### Instruction
Retype, exactly as written, every line from the one containing "What does this" through the last line of the records below, both included; skip the pictures.

### Given entries
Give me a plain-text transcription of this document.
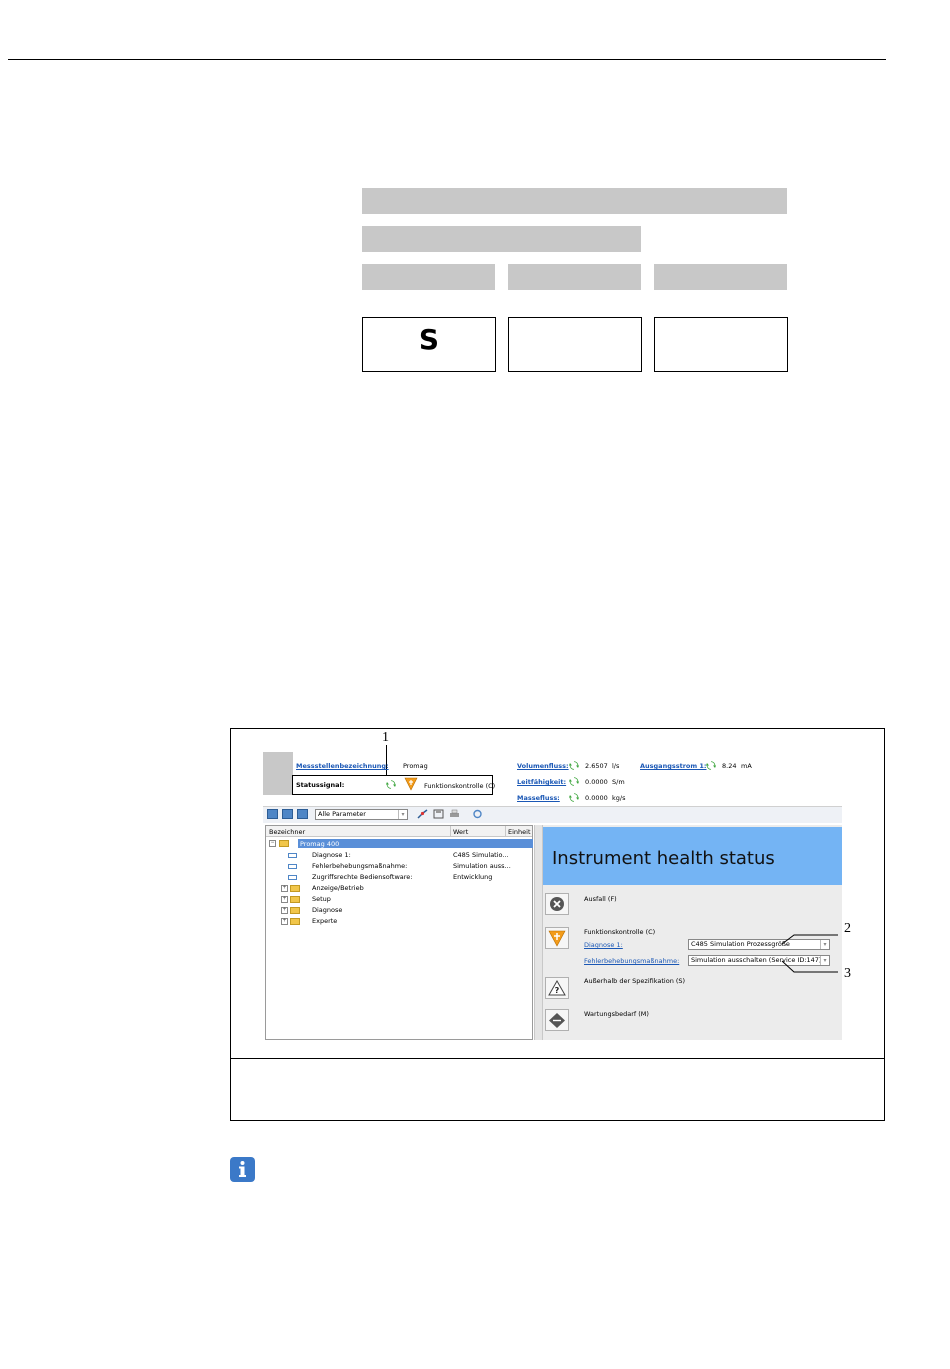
S
1
Messstellenbezeichnung: Promag
Statussignal:	Funktionskontrolle (C)
Volumenfluss:	2.6507 l/s
Leitfähigkeit:	0.0000 S/m
Massefluss:	0.0000 kg/s
Ausgangsstrom 1: 8.24 mA
Alle Parameter	▾
Bezeichner	Wert	Einheit
−	Promag 400
Diagnose 1:	C485 Simulatio...
Fehlerbehebungsmaßnahme:	Simulation auss...
Zugriffsrechte Bediensoftware:	Entwicklung
+	Anzeige/Betrieb
+	Setup
+	Diagnose
+	Experte
Instrument health status
Ausfall (F)
Funktionskontrolle (C)
Diagnose 1:	C485 Simulation Prozessgröße	▾
Fehlerbehebungsmaßnahme:	Simulation ausschalten (Service ID:147) ▾
?
Außerhalb der Spezifikation (S)
Wartungsbedarf (M)
2
3
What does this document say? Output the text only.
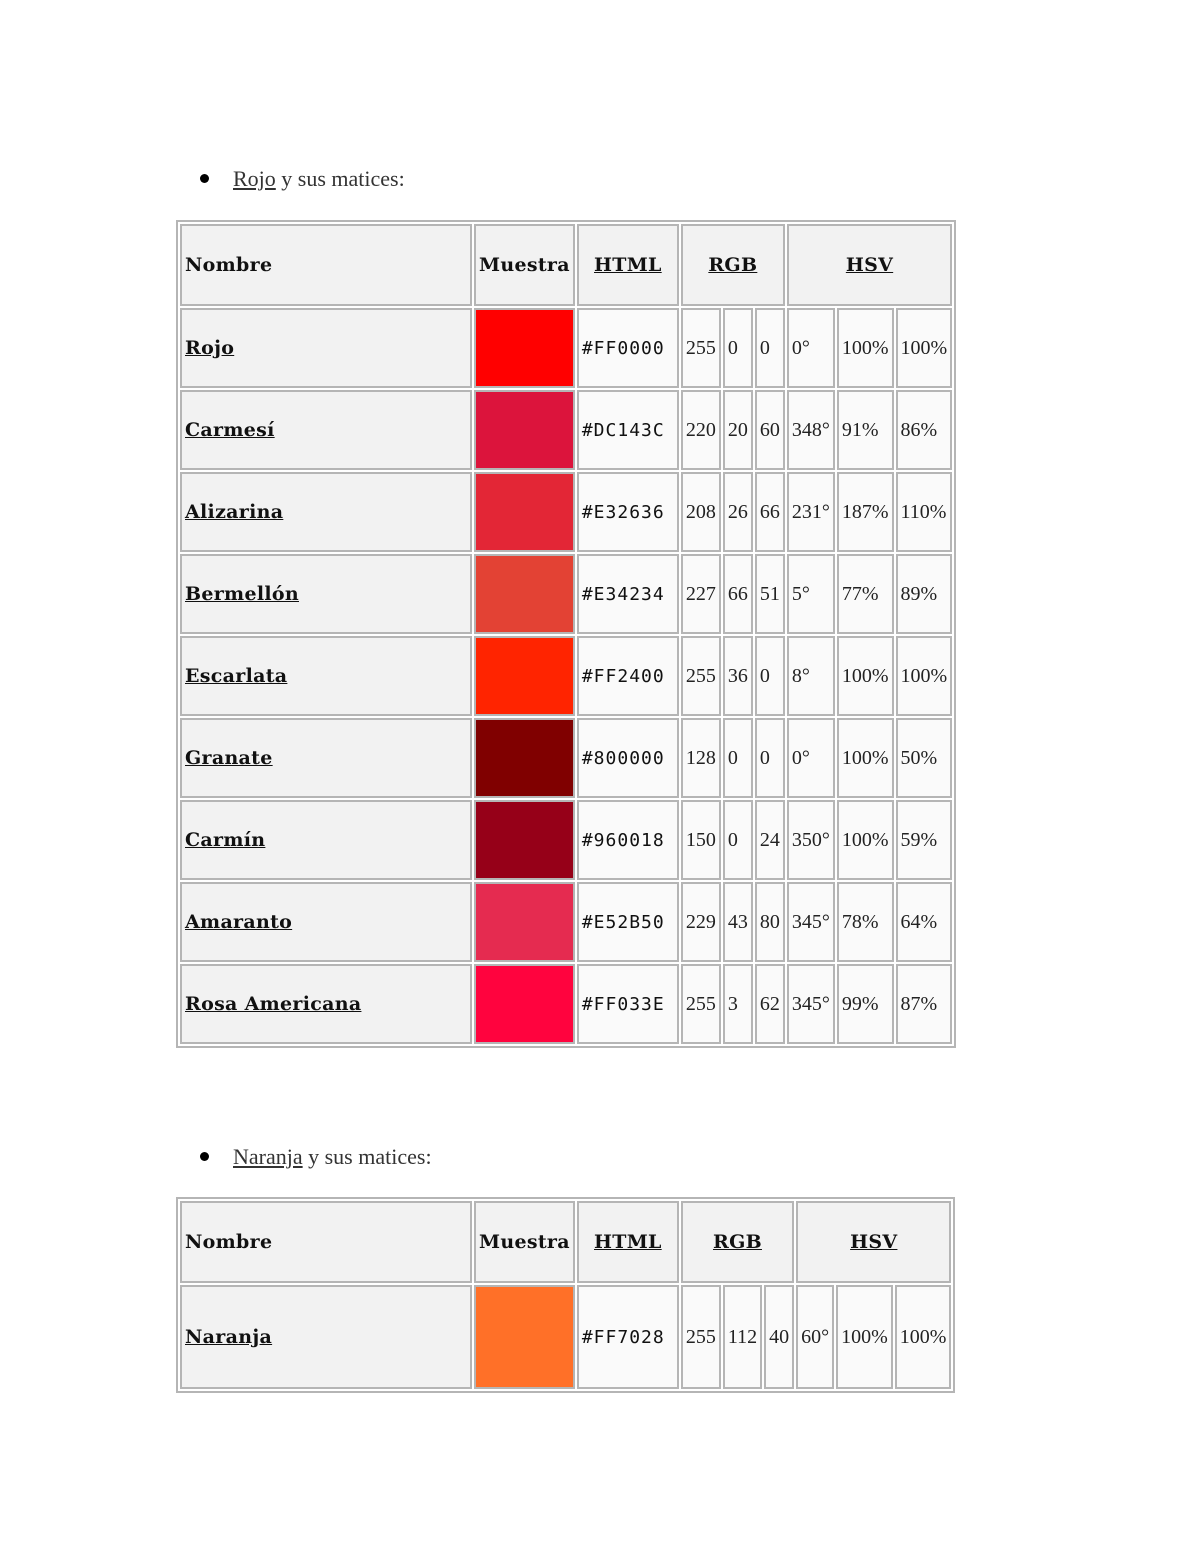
Rojo y sus matices:
Nombre	Muestra	HTML	RGB			HSV		
Rojo		#FF0000	255	0	0	0°	100%	100%
Carmesí		#DC143C	220	20	60	348°	91%	86%
Alizarina		#E32636	208	26	66	231°	187%	110%
Bermellón		#E34234	227	66	51	5°	77%	89%
Escarlata		#FF2400	255	36	0	8°	100%	100%
Granate		#800000	128	0	0	0°	100%	50%
Carmín		#960018	150	0	24	350°	100%	59%
Amaranto		#E52B50	229	43	80	345°	78%	64%
Rosa Americana		#FF033E	255	3	62	345°	99%	87%
Naranja y sus matices:
Nombre	Muestra	HTML	RGB			HSV		
Naranja		#FF7028	255	112	40	60°	100%	100%
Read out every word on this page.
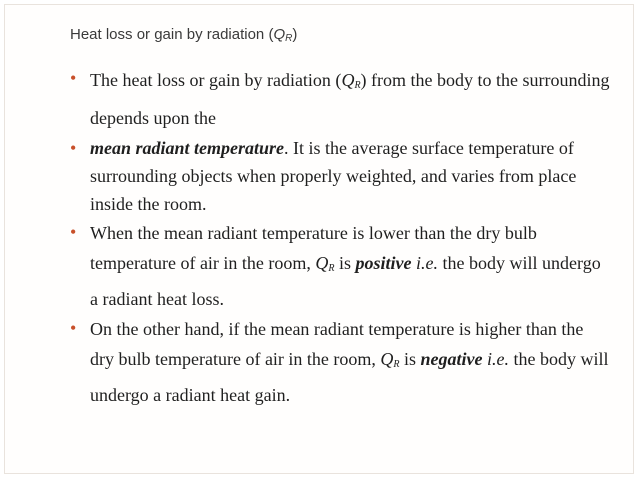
Heat loss or gain by radiation $(Q_R)$
• The heat loss or gain by radiation $(Q_R)$ from the body to the surrounding depends upon the
• mean radiant temperature. It is the average surface temperature of surrounding objects when properly weighted, and varies from place inside the room.
• When the mean radiant temperature is lower than the dry bulb temperature of air in the room, $Q_R$ is positive i.e. the body will undergo a radiant heat loss.
• On the other hand, if the mean radiant temperature is higher than the dry bulb temperature of air in the room, $Q_R$ is negative i.e. the body will undergo a radiant heat gain.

### Exercise output
What does this document say? Output the text only.
Rojo y sus matices:
Nombre	Muestra	HTML	RGB			HSV		
Rojo		#FF0000	255	0	0	0°	100%	100%
Carmesí		#DC143C	220	20	60	348°	91%	86%
Alizarina		#E32636	208	26	66	231°	187%	110%
Bermellón		#E34234	227	66	51	5°	77%	89%
Escarlata		#FF2400	255	36	0	8°	100%	100%
Granate		#800000	128	0	0	0°	100%	50%
Carmín		#960018	150	0	24	350°	100%	59%
Amaranto		#E52B50	229	43	80	345°	78%	64%
Rosa Americana		#FF033E	255	3	62	345°	99%	87%
Naranja y sus matices:
Nombre	Muestra	HTML	RGB			HSV		
Naranja		#FF7028	255	112	40	60°	100%	100%
Read out every word on this page.
Heat loss or gain by radiation $(Q_R)$
• The heat loss or gain by radiation $(Q_R)$ from the body to the surrounding depends upon the
• mean radiant temperature. It is the average surface temperature of surrounding objects when properly weighted, and varies from place inside the room.
• When the mean radiant temperature is lower than the dry bulb temperature of air in the room, $Q_R$ is positive i.e. the body will undergo a radiant heat loss.
• On the other hand, if the mean radiant temperature is higher than the dry bulb temperature of air in the room, $Q_R$ is negative i.e. the body will undergo a radiant heat gain.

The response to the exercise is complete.